- **INPUT**
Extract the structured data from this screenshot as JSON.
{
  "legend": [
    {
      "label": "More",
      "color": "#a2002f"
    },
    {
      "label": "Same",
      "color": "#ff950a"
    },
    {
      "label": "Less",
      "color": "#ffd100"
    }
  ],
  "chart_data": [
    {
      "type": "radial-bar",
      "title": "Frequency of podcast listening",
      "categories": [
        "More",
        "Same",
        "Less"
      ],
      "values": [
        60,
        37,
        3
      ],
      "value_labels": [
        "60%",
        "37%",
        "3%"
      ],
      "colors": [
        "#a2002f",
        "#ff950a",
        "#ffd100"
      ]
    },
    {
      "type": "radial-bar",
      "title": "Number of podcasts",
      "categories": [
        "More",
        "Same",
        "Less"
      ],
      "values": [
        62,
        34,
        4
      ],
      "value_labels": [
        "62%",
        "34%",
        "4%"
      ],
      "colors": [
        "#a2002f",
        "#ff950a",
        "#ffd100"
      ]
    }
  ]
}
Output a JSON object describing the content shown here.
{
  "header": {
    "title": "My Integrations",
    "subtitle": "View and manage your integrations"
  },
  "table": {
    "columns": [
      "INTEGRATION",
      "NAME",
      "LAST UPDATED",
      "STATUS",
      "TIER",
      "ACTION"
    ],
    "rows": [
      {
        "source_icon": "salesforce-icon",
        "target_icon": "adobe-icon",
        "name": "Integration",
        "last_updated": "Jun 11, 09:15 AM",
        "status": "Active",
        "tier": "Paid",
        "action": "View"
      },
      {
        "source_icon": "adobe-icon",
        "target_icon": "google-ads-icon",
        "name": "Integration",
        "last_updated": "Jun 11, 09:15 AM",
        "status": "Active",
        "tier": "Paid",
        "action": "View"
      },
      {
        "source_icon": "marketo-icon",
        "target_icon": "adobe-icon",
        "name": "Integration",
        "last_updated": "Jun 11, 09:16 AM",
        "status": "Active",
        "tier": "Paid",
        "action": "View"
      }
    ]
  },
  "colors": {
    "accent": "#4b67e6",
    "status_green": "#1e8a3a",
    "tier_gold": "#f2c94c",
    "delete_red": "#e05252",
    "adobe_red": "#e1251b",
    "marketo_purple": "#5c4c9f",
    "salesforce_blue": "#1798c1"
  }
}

- **WHAT IS EXPECTED**
Provide only the number of lines in the records containing the string "JSON".

- **RESPONSE TO THE TASK**
2